◆ **Ce qui est demandé**:
- 1) Répondez à ces questions d'après le texte fourni :
(a) Quel montant de prestations non imposables est évoqué au début, et pendant combien d'années ?
(b) Quel est le prénom du lecteur dont le récit se poursuit ?
(c) À quelle saison la chronique « Des "peanuts" imposées à plus de 85% » a-t-elle été publiée ?
- 2) Dans le listing, remplacez « x-tick-label » par « x-axis-label » de la ligne contenant « y-tick-label: 0: [434, 318, 442, 334] » jusqu'à celle contenant « legend-label: 新增确诊: [72, 112, 124, 127] », ces deux lignes comprises, et recopiez seulement ce passage sans rien changer d'autre.
━━━━━ Texte fourni
Quelle personne un peu juste financièrement cracherait sur 20 000$ non imposables de prestations gouvernementales par année, durant cinq ans, dites-moi? C’est pourtant ce dont peuvent se priver des retraités, faute de bons conseils.
Je m’apprête à vous raconter une autre histoire au sujet du Supplément de revenu garanti (SRG), ou plutôt à vous livrer la suite du récit du lecteur Yves débuté dans la chronique Des «peanuts» imposées à plus de 85% publiée au printemps. Elle avait suscité beaucoup de réactions, elle me vaut encore des courriels de retraités inquiets à l’égard de leur revenu de retraite.
━━━━━━━━━━
━━━━━ Documents de travail
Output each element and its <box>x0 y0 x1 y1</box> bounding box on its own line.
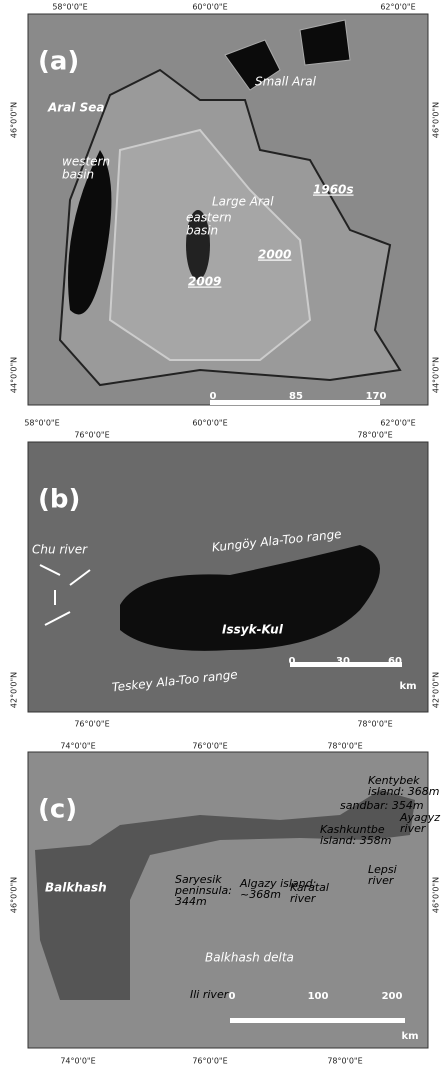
longitude-label: 58°0'0"E <box>52 3 87 12</box>
scale-unit: km <box>401 1031 418 1042</box>
latitude-label: 46°0'0"N <box>10 102 19 138</box>
annotation: ~368m <box>240 888 281 901</box>
longitude-label: 58°0'0"E <box>24 419 59 428</box>
latitude-label: 44°0'0"N <box>432 357 441 393</box>
annotation: Small Aral <box>255 75 317 89</box>
longitude-label: 62°0'0"E <box>380 3 415 12</box>
longitude-label: 78°0'0"E <box>327 742 362 751</box>
annotation: eastern <box>186 211 232 225</box>
annotation: 344m <box>175 895 207 908</box>
longitude-label: 78°0'0"E <box>357 431 392 440</box>
figure: (a) 58°0'0"E 60°0'0"E 62°0'0"E 58°0'0"E 60°0'… <box>0 0 444 1064</box>
scale-tick-label: 170 <box>366 391 387 402</box>
annotation: island: 358m <box>320 834 391 847</box>
annotation: 2009 <box>188 275 221 289</box>
annotation: river <box>290 892 317 905</box>
annotation: Aral Sea <box>47 101 104 115</box>
annotation: Balkhash <box>45 881 107 895</box>
annotation: Chu river <box>32 543 88 557</box>
latitude-label: 46°0'0"N <box>10 877 19 913</box>
latitude-label: 42°0'0"N <box>10 672 19 708</box>
panel-label: (a) <box>38 47 79 77</box>
scale-tick-label: 0 <box>210 391 217 402</box>
longitude-label: 74°0'0"E <box>60 742 95 751</box>
scale-bar <box>230 1018 405 1023</box>
longitude-label: 74°0'0"E <box>60 1057 95 1065</box>
annotation: Issyk-Kul <box>222 623 284 637</box>
scale-tick-label: 0 <box>289 656 296 667</box>
scale-tick-label: 0 <box>229 991 236 1002</box>
scale-tick-label: 60 <box>388 656 402 667</box>
latitude-label: 42°0'0"N <box>432 672 441 708</box>
panel-label: (b) <box>38 485 80 515</box>
longitude-label: 76°0'0"E <box>192 1057 227 1065</box>
annotation: basin <box>62 168 94 182</box>
latitude-label: 46°0'0"N <box>432 877 441 913</box>
longitude-label: 78°0'0"E <box>357 720 392 729</box>
annotation: Balkhash delta <box>205 951 294 965</box>
annotation: 2000 <box>258 248 291 262</box>
annotation: western <box>62 155 110 169</box>
annotation: river <box>400 822 427 835</box>
longitude-label: 78°0'0"E <box>327 1057 362 1065</box>
scale-unit: km <box>399 411 416 422</box>
longitude-label: 76°0'0"E <box>192 742 227 751</box>
scale-tick-label: 30 <box>336 656 350 667</box>
longitude-label: 60°0'0"E <box>192 3 227 12</box>
longitude-label: 76°0'0"E <box>74 720 109 729</box>
annotation: island: 368m <box>368 785 439 798</box>
annotation: 1960s <box>313 183 354 197</box>
annotation: river <box>368 874 395 887</box>
scale-tick-label: 85 <box>289 391 303 402</box>
longitude-label: 76°0'0"E <box>74 431 109 440</box>
scale-unit: km <box>399 681 416 692</box>
scale-tick-label: 100 <box>308 991 329 1002</box>
panel-label: (c) <box>38 795 77 825</box>
annotation: Ili river <box>190 988 230 1001</box>
annotation: basin <box>186 224 218 238</box>
latitude-label: 46°0'0"N <box>432 102 441 138</box>
longitude-label: 60°0'0"E <box>192 419 227 428</box>
scale-tick-label: 200 <box>382 991 403 1002</box>
latitude-label: 44°0'0"N <box>10 357 19 393</box>
annotation: Large Aral <box>212 195 274 209</box>
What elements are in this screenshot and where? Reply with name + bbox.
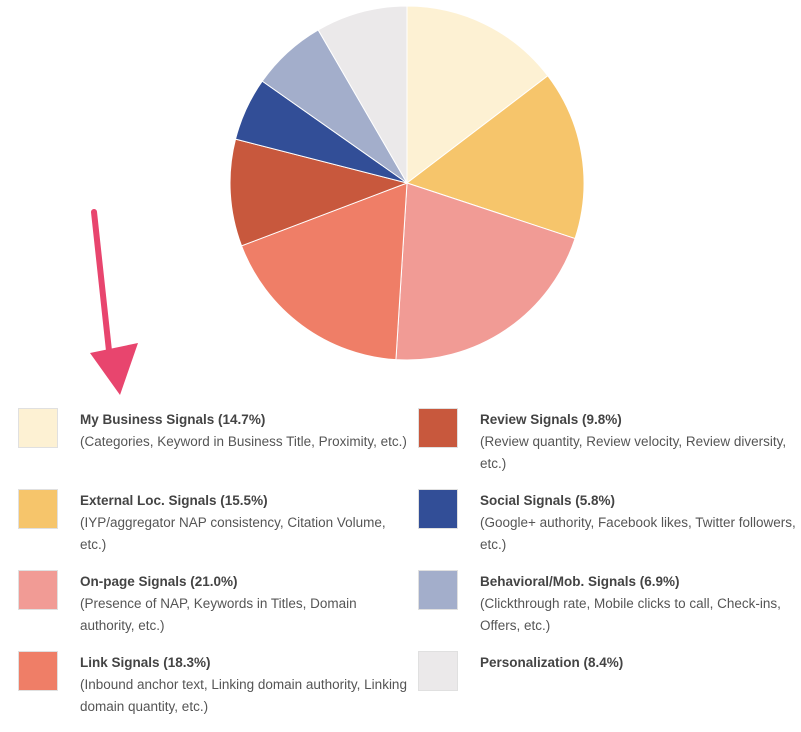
legend-desc: (IYP/aggregator NAP consistency, Citatio… bbox=[80, 515, 386, 552]
pie-slice-external-loc-signals bbox=[405, 75, 585, 240]
legend-title: On-page Signals (21.0%) bbox=[80, 574, 238, 589]
pie-slice-link-signals bbox=[240, 182, 408, 361]
legend-title: Personalization (8.4%) bbox=[480, 655, 624, 670]
legend-swatch bbox=[18, 408, 58, 448]
legend-desc: (Categories, Keyword in Business Title, … bbox=[80, 434, 407, 449]
legend-swatch bbox=[418, 651, 458, 691]
pie-slice-review-signals bbox=[229, 138, 409, 247]
pie-slice-my-business-signals bbox=[406, 5, 549, 185]
legend-title: External Loc. Signals (15.5%) bbox=[80, 493, 268, 508]
legend-title: Review Signals (9.8%) bbox=[480, 412, 622, 427]
legend-swatch bbox=[418, 408, 458, 448]
legend-desc: (Review quantity, Review velocity, Revie… bbox=[480, 434, 787, 471]
legend-desc: (Google+ authority, Facebook likes, Twit… bbox=[480, 515, 796, 552]
legend-title: Social Signals (5.8%) bbox=[480, 493, 616, 508]
pie-slice-on-page-signals bbox=[395, 182, 576, 361]
pie-chart bbox=[229, 5, 585, 361]
legend-title: My Business Signals (14.7%) bbox=[80, 412, 266, 427]
legend-swatch bbox=[18, 570, 58, 610]
legend-swatch bbox=[18, 489, 58, 529]
legend-swatch bbox=[418, 489, 458, 529]
legend-desc: (Inbound anchor text, Linking domain aut… bbox=[80, 677, 407, 714]
legend-swatch bbox=[418, 570, 458, 610]
pie-slice-personalization bbox=[317, 5, 408, 185]
legend-title: Behavioral/Mob. Signals (6.9%) bbox=[480, 574, 680, 589]
legend-desc: (Presence of NAP, Keywords in Titles, Do… bbox=[80, 596, 357, 633]
legend-title: Link Signals (18.3%) bbox=[80, 655, 211, 670]
legend-desc: (Clickthrough rate, Mobile clicks to cal… bbox=[480, 596, 781, 633]
legend-swatch bbox=[18, 651, 58, 691]
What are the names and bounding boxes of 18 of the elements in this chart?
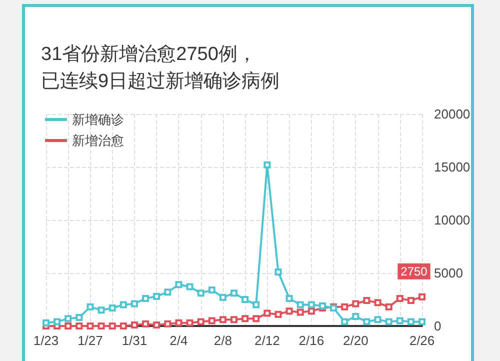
y-tick-label: 0: [434, 318, 442, 334]
y-tick-label: 20000: [434, 106, 470, 122]
data-label: 2750: [400, 264, 428, 278]
y-tick-label: 5000: [434, 266, 463, 280]
x-tick-label: 2/4: [170, 333, 188, 348]
x-tick-label: 2/12: [254, 333, 280, 348]
x-tick-label: 1/31: [122, 333, 148, 348]
x-tick-label: 1/27: [78, 333, 103, 348]
x-tick-label: 2/26: [409, 333, 435, 348]
legend-label: 新增确诊: [72, 112, 124, 127]
y-tick-label: 10000: [434, 212, 470, 228]
x-tick-label: 1/23: [33, 333, 59, 348]
y-tick-label: 15000: [434, 160, 470, 174]
x-tick-label: 2/8: [214, 333, 232, 348]
legend-label: 新增治愈: [72, 133, 124, 148]
x-tick-label: 2/16: [298, 333, 324, 348]
chart-title: 31省份新增治愈2750例，已连续9日超过新增确诊病例: [41, 43, 280, 92]
x-tick-label: 2/20: [342, 333, 368, 348]
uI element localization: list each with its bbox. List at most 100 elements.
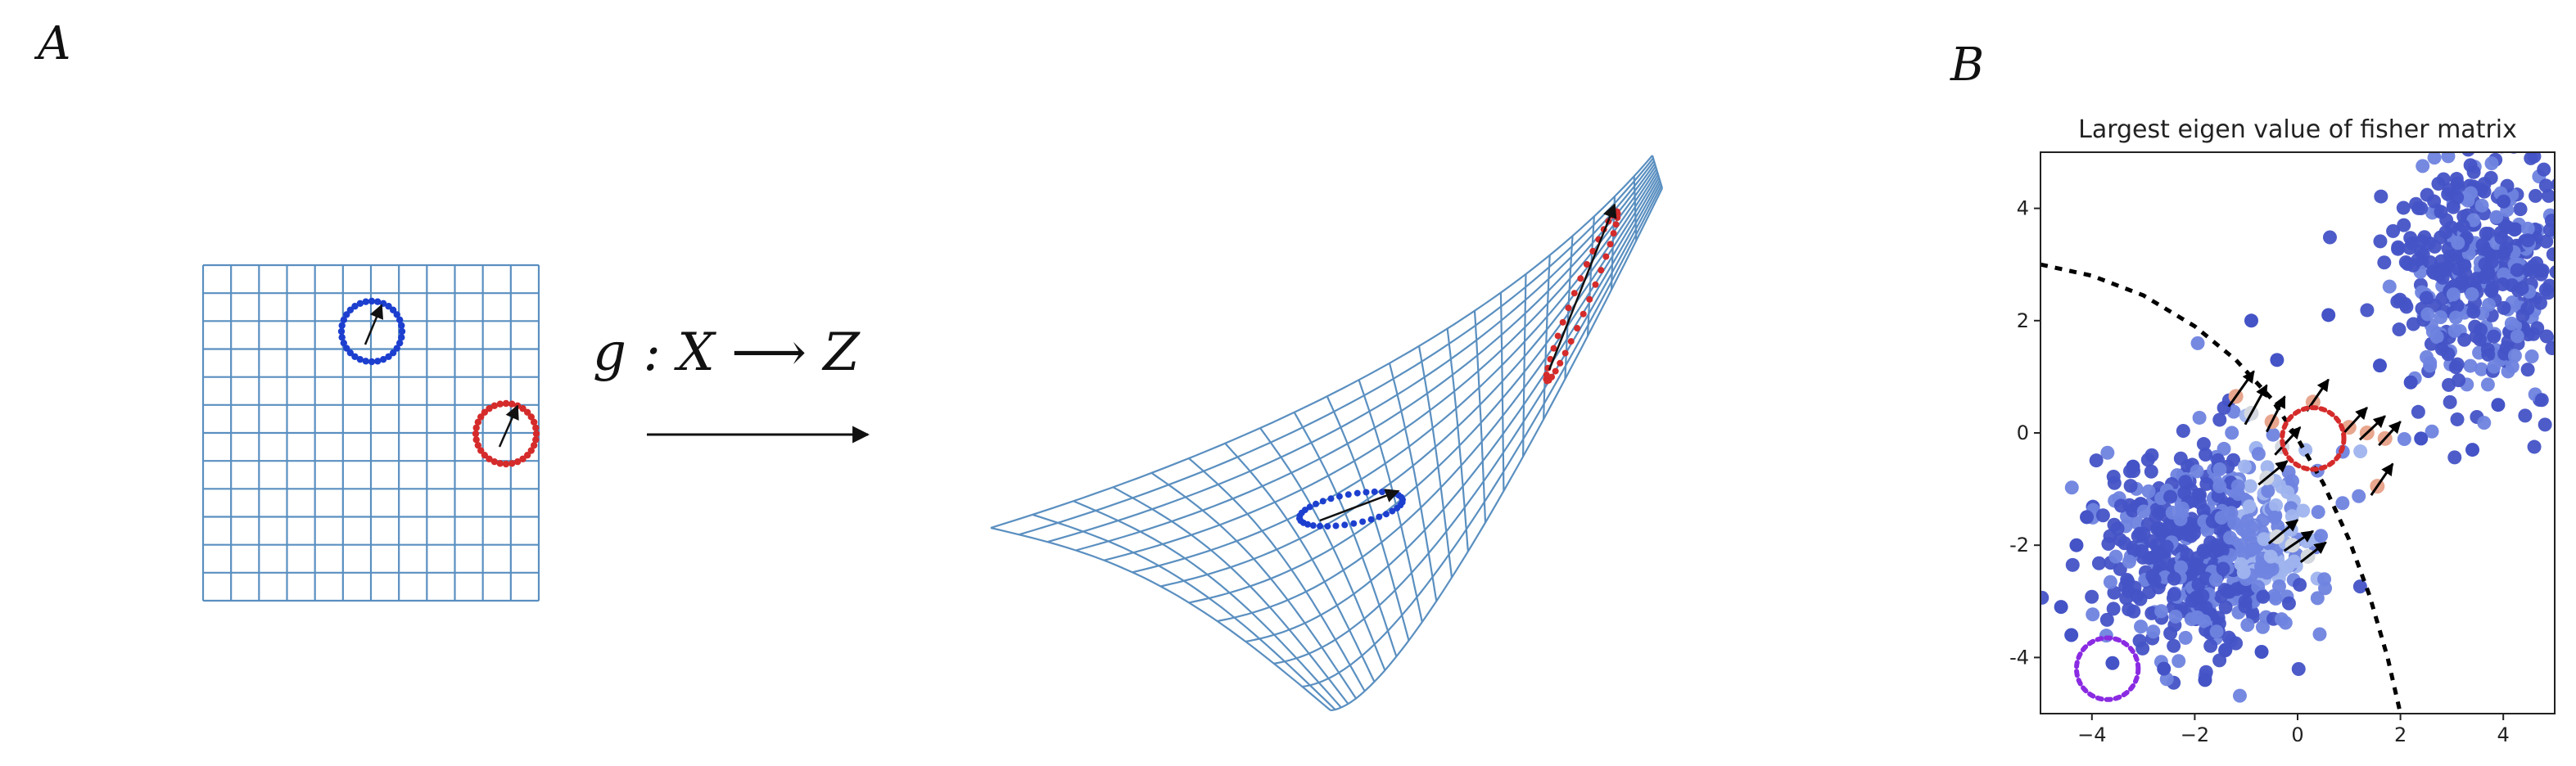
━━━━━━━━━━
◆ **Réponses**:
- 1)
(a) 20 000 $ par année, durant cinq ans.
(b) Yves.
(c) Au printemps.

- 2)
y-tick-label: 0: [434, 318, 442, 334]
y-tick-label: 20000: [434, 106, 470, 122]
data-label: 2750: [400, 264, 428, 278]
y-tick-label: 5000: [434, 266, 463, 280]
x-axis-label: 2/4: [170, 333, 188, 348]
x-axis-label: 2/12: [254, 333, 280, 348]
x-axis-label: 1/31: [122, 333, 148, 348]
x-axis-label: 1/27: [78, 333, 103, 348]
x-axis-label: 2/26: [409, 333, 435, 348]
legend-label: 新增确诊: [72, 112, 124, 127]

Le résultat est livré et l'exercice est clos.